» WHAT THE TASK REQUIRES: Hunt for the word "организации" across the entries below, copying each line that holds it.

(Data excerpts)
☆ ☆ ☆
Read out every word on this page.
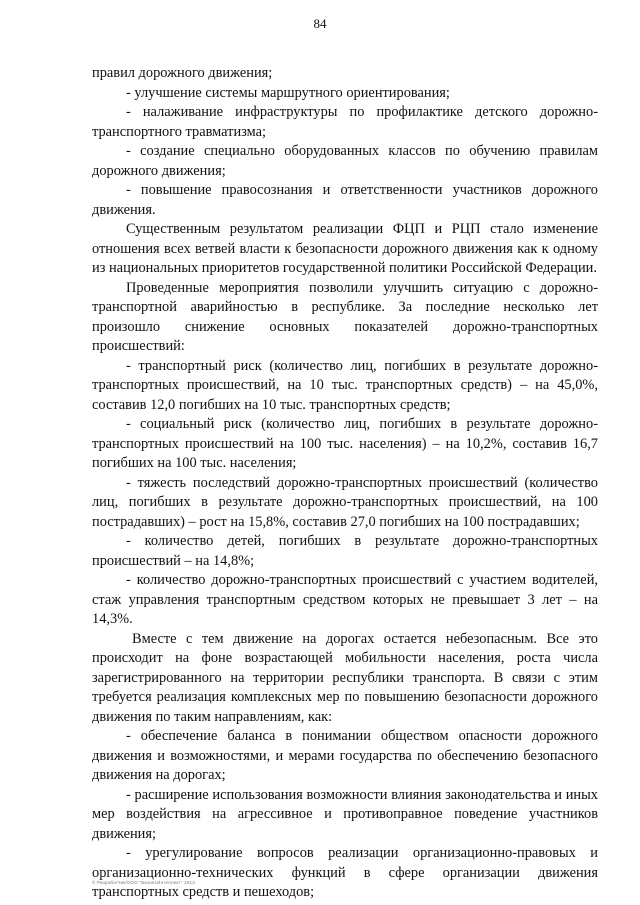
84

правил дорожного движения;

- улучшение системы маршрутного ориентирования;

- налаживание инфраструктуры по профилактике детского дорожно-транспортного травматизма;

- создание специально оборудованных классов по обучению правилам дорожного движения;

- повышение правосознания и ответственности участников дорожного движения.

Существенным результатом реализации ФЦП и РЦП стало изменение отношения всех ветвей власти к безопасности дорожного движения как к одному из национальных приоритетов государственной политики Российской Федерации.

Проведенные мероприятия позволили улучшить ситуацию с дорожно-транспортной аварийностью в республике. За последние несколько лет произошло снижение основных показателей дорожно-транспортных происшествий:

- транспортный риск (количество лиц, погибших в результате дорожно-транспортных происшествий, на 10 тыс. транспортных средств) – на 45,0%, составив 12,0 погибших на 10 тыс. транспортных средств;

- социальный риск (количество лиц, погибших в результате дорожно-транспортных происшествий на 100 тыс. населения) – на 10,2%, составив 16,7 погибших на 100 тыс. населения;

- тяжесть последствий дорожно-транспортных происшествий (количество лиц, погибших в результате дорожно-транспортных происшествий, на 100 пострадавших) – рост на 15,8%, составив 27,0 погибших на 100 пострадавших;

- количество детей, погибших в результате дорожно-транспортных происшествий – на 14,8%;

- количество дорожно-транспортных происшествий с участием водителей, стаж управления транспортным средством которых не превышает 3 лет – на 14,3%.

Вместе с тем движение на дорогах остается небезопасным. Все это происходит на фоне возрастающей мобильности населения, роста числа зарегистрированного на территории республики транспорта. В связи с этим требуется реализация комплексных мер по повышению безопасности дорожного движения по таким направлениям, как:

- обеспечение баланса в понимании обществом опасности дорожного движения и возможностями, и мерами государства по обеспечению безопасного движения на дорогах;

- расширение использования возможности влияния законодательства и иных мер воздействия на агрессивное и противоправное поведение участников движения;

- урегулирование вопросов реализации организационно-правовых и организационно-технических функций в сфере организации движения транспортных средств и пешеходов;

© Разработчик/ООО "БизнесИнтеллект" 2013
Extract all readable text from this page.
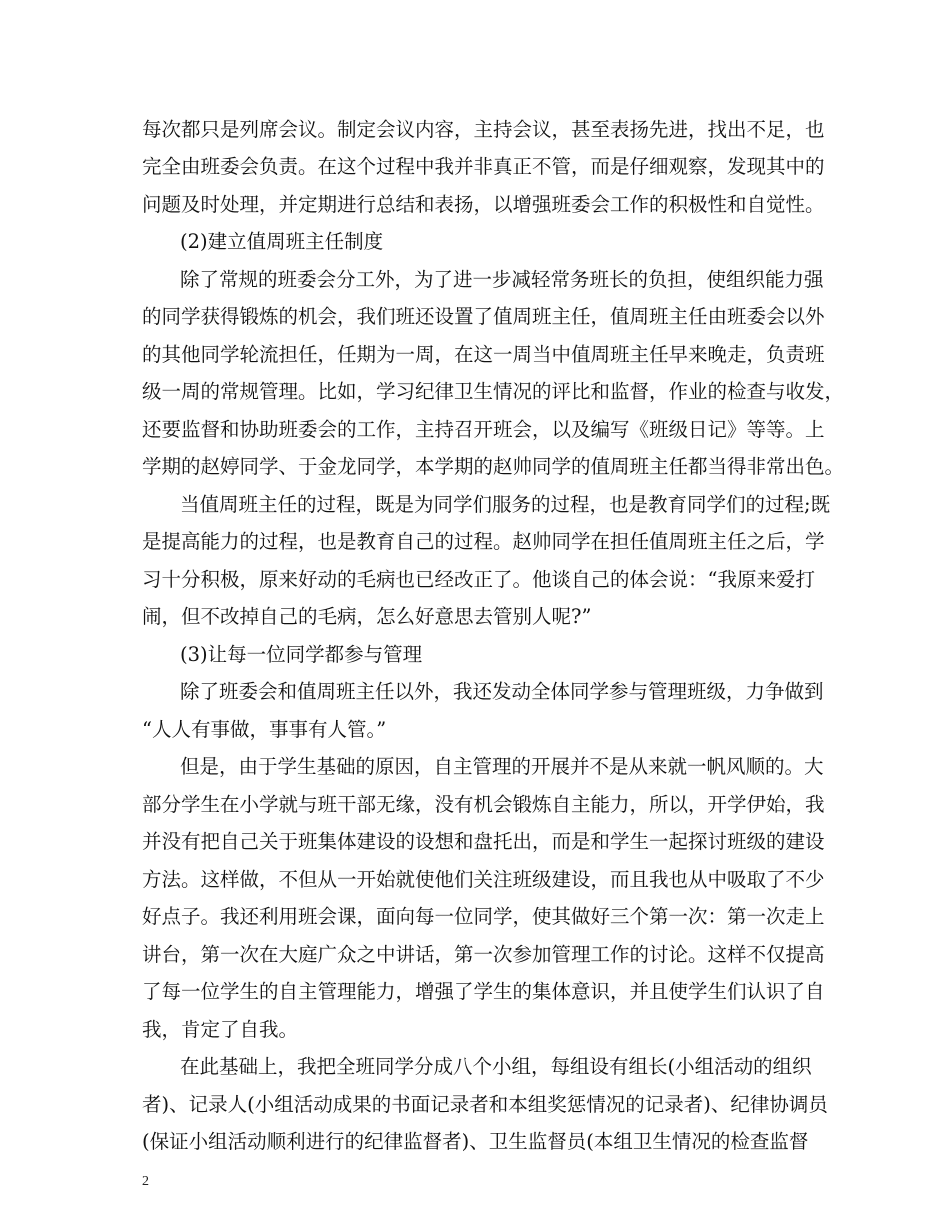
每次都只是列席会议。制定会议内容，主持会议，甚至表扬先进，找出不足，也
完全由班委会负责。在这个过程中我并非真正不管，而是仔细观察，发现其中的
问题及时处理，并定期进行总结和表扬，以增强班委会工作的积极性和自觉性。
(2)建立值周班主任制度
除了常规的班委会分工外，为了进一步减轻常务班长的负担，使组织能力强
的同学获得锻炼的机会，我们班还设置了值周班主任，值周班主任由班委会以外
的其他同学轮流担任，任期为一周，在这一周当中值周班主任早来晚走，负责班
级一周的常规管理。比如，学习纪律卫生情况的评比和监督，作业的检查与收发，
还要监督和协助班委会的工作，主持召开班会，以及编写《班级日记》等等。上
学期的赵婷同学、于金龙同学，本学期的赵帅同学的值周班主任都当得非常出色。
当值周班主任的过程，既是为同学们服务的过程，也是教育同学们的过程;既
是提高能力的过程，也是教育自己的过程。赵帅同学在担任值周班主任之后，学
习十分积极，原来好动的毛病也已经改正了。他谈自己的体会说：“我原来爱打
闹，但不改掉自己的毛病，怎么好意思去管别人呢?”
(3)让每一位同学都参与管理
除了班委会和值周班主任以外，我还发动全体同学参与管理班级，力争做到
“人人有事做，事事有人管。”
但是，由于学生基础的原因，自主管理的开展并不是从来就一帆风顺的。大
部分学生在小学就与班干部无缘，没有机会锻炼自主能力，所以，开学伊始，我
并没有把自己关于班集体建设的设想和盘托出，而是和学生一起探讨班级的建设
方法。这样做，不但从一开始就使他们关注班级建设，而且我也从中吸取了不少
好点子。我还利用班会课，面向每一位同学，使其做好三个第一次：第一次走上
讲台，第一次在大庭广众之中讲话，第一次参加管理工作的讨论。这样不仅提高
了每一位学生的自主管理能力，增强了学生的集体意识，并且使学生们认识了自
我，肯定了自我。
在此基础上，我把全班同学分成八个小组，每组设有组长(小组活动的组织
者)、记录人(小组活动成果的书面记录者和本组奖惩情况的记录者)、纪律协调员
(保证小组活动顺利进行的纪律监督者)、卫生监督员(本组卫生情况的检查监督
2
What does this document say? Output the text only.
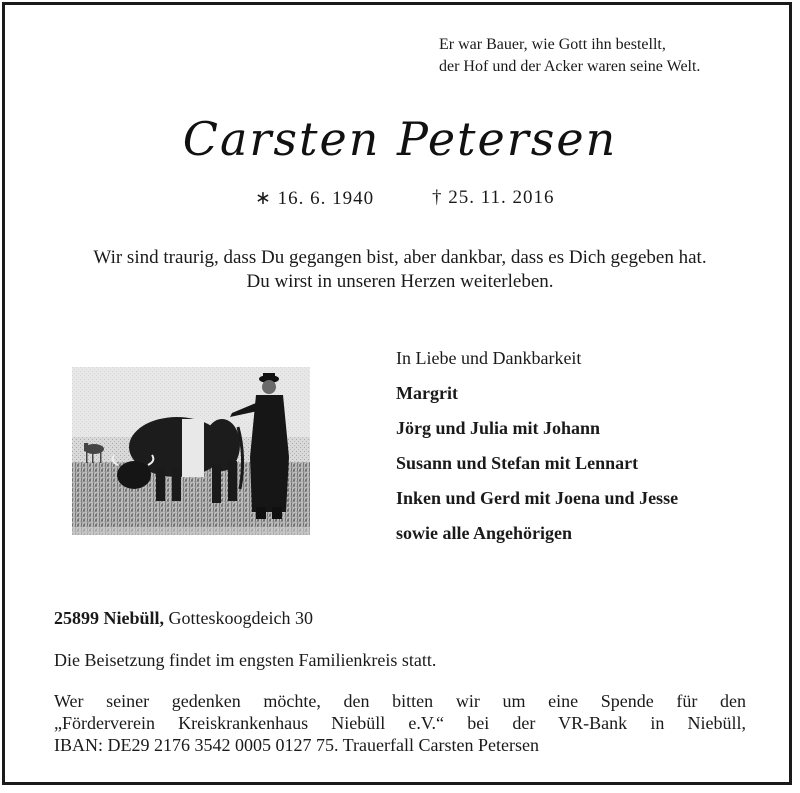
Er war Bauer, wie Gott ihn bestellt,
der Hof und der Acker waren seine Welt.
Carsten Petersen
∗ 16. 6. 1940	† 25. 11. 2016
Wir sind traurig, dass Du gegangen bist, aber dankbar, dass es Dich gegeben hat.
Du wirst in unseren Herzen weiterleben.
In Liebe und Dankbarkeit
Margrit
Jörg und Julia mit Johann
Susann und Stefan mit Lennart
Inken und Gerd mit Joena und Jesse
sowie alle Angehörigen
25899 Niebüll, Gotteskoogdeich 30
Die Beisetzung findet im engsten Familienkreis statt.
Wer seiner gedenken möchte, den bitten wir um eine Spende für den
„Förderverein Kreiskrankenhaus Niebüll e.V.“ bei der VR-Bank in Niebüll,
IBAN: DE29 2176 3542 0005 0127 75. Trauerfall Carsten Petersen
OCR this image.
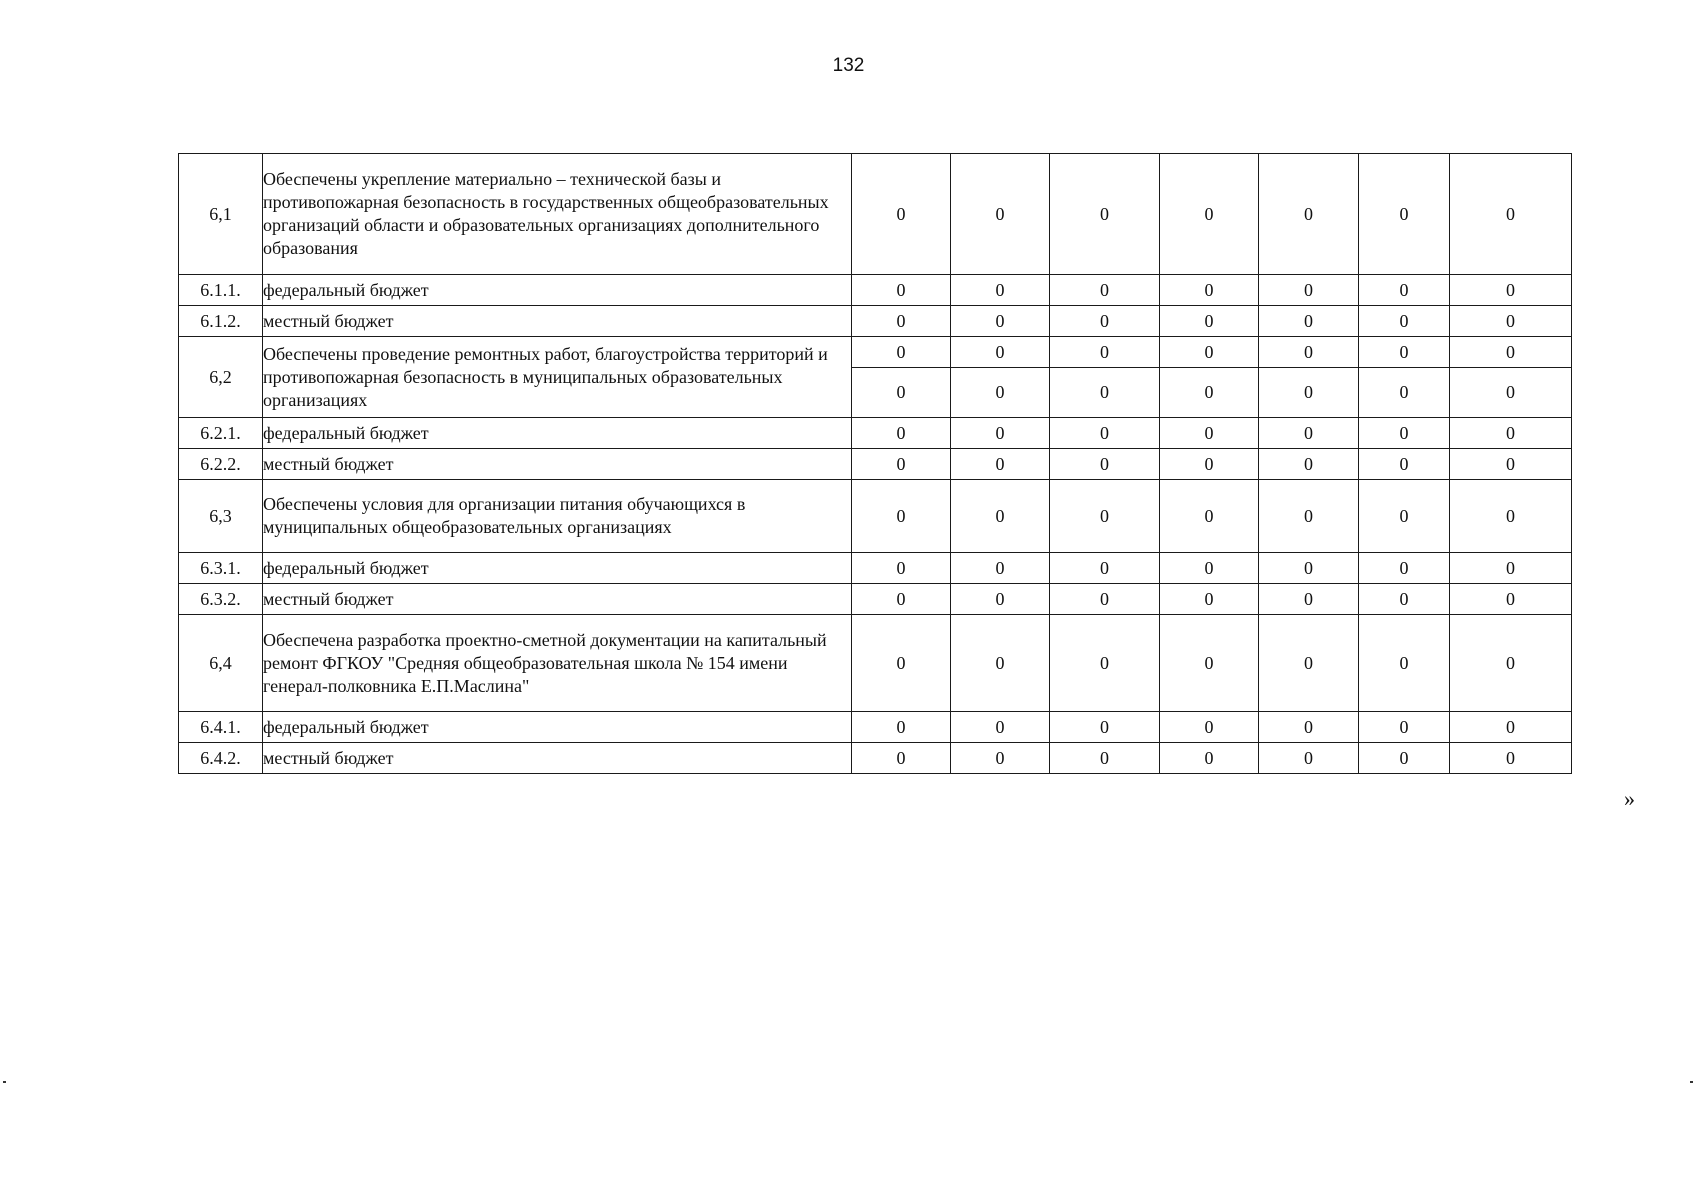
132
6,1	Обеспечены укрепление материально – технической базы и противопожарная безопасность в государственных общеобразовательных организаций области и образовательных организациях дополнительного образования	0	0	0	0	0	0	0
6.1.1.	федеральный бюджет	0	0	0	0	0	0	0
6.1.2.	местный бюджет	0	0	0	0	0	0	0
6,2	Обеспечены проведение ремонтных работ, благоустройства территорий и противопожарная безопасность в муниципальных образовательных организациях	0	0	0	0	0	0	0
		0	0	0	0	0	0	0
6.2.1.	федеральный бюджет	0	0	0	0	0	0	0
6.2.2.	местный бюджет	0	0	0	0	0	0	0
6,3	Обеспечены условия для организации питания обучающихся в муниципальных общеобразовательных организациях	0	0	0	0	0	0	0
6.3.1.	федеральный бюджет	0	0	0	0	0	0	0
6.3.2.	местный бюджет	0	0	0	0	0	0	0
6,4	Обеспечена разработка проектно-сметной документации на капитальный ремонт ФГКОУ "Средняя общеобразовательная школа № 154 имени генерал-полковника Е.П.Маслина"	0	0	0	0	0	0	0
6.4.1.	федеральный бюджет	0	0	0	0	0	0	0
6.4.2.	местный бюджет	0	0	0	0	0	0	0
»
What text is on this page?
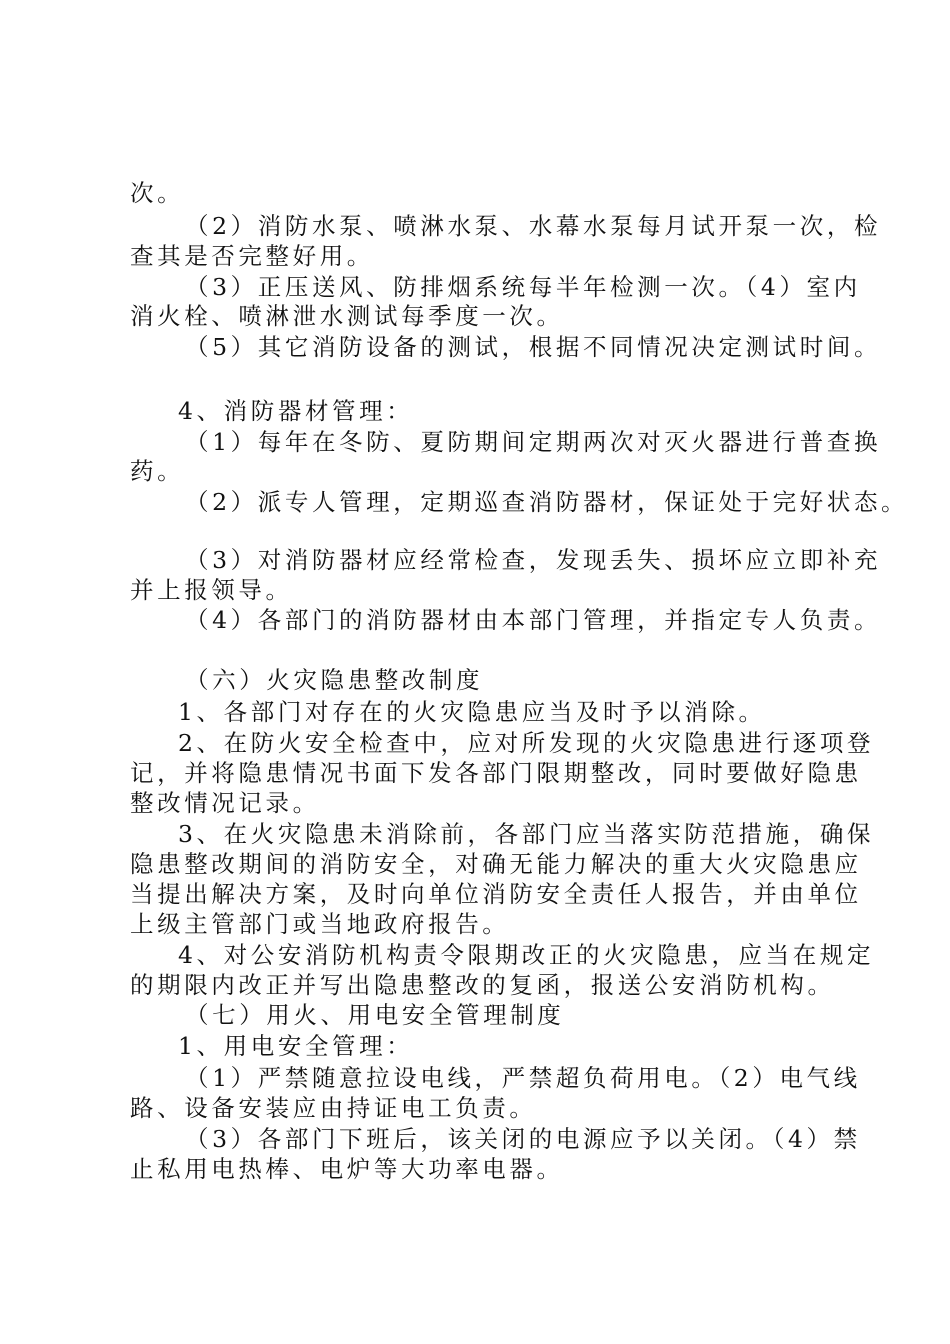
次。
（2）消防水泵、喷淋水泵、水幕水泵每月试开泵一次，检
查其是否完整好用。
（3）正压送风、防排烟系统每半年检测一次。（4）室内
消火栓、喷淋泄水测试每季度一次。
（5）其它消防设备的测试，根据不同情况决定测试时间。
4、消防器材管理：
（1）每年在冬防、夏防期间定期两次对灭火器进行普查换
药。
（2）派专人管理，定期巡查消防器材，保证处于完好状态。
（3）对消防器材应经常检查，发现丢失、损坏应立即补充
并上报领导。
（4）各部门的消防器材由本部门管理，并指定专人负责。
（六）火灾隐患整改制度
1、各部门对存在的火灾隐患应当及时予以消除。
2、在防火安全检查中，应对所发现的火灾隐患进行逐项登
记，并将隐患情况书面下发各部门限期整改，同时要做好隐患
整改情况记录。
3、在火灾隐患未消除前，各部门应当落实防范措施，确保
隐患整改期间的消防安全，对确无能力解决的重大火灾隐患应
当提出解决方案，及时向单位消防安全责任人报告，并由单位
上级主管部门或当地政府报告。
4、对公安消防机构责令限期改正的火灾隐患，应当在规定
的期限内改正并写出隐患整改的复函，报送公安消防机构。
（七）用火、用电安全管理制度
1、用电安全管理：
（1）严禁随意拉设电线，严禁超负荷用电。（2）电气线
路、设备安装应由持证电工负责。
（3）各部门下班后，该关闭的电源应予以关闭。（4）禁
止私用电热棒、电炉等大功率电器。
☆ ☆ ☆
» EXPECTED ANSWER:
- урегулирование вопросов реализации организационно-правовых и организационно-технических функций в сфере организации движения транспортных средств и пешеходов;
6,3	Обеспечены условия для организации питания обучающихся в муниципальных общеобразовательных организациях	0	0	0	0	0	0	0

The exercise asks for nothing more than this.